> _What the task requires_
All the entries need to be quoted exactly, apart from the pictures, which you should drop.

> _Given information_

»»

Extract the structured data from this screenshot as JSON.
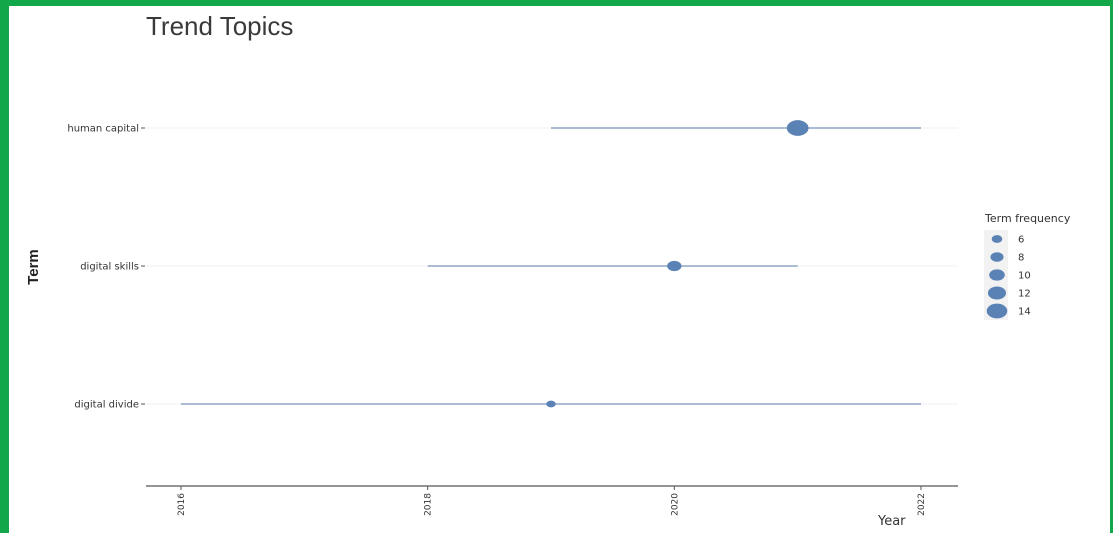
{
  "colors": {
    "frame": "#12a84a",
    "point": "#5b82b4",
    "segment": "#aabbd3",
    "gridline": "#eef0f3",
    "axis": "#555555"
  },
  "chart_data": {
    "type": "scatter",
    "title": "Trend Topics",
    "xlabel": "Year",
    "ylabel": "Term",
    "xlim": [
      2016,
      2022
    ],
    "x_ticks": [
      "2016",
      "2018",
      "2020",
      "2022"
    ],
    "grid": true,
    "legend": {
      "title": "Term frequency",
      "placement": "right",
      "sizes": [
        6,
        8,
        10,
        12,
        14
      ],
      "labels": [
        "6",
        "8",
        "10",
        "12",
        "14"
      ]
    },
    "terms": [
      {
        "label": "human capital",
        "start": 2019,
        "median": 2021,
        "end": 2022,
        "frequency": 15
      },
      {
        "label": "digital skills",
        "start": 2018,
        "median": 2020,
        "end": 2021,
        "frequency": 9
      },
      {
        "label": "digital divide",
        "start": 2016,
        "median": 2019,
        "end": 2022,
        "frequency": 5
      }
    ]
  }
}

««

> _Solution to the problem_
Extract the structured data from this screenshot as JSON.
{
  "colors": {
    "frame": "#12a84a",
    "point": "#5b82b4",
    "segment": "#aabbd3",
    "gridline": "#eef0f3",
    "axis": "#555555"
  },
  "chart_data": {
    "type": "scatter",
    "title": "Trend Topics",
    "xlabel": "Year",
    "ylabel": "Term",
    "xlim": [
      2016,
      2022
    ],
    "x_ticks": [
      "2016",
      "2018",
      "2020",
      "2022"
    ],
    "grid": true,
    "legend": {
      "title": "Term frequency",
      "placement": "right",
      "sizes": [
        6,
        8,
        10,
        12,
        14
      ],
      "labels": [
        "6",
        "8",
        "10",
        "12",
        "14"
      ]
    },
    "terms": [
      {
        "label": "human capital",
        "start": 2019,
        "median": 2021,
        "end": 2022,
        "frequency": 15
      },
      {
        "label": "digital skills",
        "start": 2018,
        "median": 2020,
        "end": 2021,
        "frequency": 9
      },
      {
        "label": "digital divide",
        "start": 2016,
        "median": 2019,
        "end": 2022,
        "frequency": 5
      }
    ]
  }
}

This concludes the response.